Find the lines holding the word "this" and collect them.

*Listing*.
— BEGIN —
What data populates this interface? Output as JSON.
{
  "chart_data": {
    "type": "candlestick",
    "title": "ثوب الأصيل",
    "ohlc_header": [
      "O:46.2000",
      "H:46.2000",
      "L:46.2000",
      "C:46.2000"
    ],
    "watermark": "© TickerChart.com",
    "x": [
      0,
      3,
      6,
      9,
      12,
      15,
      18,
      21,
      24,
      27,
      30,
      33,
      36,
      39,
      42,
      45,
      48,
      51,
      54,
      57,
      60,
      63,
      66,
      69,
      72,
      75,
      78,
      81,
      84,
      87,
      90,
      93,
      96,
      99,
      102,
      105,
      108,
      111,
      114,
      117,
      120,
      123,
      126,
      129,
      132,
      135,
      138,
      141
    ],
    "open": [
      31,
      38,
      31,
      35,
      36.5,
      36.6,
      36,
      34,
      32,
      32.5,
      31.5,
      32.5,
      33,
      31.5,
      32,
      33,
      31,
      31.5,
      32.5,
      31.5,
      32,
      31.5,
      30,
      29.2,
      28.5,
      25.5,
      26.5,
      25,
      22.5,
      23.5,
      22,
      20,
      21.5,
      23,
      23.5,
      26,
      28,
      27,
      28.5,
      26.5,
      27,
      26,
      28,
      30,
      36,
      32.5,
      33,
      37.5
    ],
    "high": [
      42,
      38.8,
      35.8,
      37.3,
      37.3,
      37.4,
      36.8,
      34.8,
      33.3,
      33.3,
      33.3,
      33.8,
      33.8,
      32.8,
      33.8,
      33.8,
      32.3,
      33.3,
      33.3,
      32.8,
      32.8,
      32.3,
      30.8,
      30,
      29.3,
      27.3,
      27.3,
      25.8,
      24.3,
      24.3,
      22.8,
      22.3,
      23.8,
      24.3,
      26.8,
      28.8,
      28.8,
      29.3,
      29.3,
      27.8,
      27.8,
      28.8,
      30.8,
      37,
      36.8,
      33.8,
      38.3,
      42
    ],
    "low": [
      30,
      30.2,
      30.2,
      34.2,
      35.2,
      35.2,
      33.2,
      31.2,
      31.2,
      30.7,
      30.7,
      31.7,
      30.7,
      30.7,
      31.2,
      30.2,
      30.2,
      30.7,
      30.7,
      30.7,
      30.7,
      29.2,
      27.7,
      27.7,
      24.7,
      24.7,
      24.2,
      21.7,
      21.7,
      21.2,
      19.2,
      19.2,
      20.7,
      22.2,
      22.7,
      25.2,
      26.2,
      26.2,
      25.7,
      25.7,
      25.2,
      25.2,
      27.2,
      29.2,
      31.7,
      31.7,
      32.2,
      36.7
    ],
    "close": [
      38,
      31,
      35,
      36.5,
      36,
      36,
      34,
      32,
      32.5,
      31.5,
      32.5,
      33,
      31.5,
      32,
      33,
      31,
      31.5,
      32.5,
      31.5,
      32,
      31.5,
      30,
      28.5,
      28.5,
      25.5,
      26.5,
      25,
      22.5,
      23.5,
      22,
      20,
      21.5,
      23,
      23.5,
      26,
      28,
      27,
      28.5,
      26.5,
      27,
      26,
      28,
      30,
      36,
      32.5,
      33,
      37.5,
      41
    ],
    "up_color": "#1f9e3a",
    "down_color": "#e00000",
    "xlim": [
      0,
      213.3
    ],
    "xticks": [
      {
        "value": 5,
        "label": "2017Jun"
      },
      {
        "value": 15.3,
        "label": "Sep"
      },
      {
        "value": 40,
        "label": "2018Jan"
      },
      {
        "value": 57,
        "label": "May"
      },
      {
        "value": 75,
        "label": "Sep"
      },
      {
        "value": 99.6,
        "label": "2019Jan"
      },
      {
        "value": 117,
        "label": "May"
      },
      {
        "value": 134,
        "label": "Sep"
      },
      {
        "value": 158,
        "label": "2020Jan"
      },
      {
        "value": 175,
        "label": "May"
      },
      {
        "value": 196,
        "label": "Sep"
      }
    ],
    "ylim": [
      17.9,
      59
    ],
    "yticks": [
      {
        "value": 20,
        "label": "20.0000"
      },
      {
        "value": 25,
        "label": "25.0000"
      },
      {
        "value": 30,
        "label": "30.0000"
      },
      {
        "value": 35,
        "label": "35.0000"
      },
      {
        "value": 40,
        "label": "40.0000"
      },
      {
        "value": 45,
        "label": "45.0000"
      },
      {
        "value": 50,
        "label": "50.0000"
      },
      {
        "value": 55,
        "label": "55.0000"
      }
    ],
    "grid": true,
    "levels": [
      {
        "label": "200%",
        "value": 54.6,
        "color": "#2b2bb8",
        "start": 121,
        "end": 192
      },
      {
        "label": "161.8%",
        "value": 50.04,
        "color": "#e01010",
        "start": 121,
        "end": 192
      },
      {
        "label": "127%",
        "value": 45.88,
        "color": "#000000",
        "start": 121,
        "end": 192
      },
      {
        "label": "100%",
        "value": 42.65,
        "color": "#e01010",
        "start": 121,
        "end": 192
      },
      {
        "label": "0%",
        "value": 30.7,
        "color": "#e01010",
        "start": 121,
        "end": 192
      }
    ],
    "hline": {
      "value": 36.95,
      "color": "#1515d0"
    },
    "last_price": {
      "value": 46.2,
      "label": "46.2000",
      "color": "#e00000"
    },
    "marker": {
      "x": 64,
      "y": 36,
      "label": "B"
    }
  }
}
— END —
— BEGIN —
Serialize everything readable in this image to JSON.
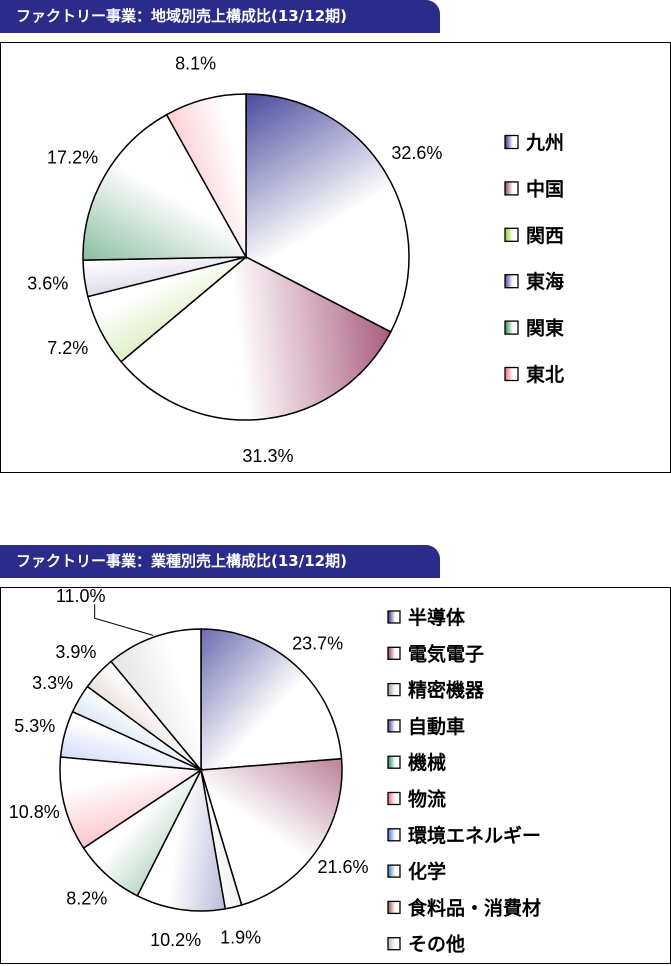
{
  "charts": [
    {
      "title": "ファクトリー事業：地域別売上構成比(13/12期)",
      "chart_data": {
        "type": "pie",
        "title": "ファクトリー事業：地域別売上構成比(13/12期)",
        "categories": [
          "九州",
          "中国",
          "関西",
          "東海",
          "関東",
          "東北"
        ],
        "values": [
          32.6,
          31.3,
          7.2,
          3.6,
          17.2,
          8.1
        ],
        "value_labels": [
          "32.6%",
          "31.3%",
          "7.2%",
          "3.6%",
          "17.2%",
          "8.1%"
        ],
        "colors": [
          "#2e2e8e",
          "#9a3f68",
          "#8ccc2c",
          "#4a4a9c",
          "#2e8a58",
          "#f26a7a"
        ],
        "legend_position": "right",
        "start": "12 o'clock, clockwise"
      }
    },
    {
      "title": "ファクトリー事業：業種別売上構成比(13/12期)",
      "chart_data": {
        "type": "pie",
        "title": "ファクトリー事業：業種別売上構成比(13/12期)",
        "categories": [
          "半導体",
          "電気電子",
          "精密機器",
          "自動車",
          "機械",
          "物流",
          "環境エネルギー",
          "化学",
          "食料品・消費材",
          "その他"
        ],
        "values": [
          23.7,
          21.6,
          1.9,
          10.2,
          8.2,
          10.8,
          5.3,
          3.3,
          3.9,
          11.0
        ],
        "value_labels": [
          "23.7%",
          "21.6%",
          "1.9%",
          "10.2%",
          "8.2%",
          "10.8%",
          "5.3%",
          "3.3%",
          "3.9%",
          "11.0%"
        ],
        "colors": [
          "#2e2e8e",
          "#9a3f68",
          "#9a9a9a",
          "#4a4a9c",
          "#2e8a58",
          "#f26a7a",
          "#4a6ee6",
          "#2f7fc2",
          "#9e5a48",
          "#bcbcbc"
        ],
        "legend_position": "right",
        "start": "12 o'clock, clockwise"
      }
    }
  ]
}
— END —
*Exercise result*.
What data populates this interface? Output as JSON.
Serialize everything readable in this image to JSON.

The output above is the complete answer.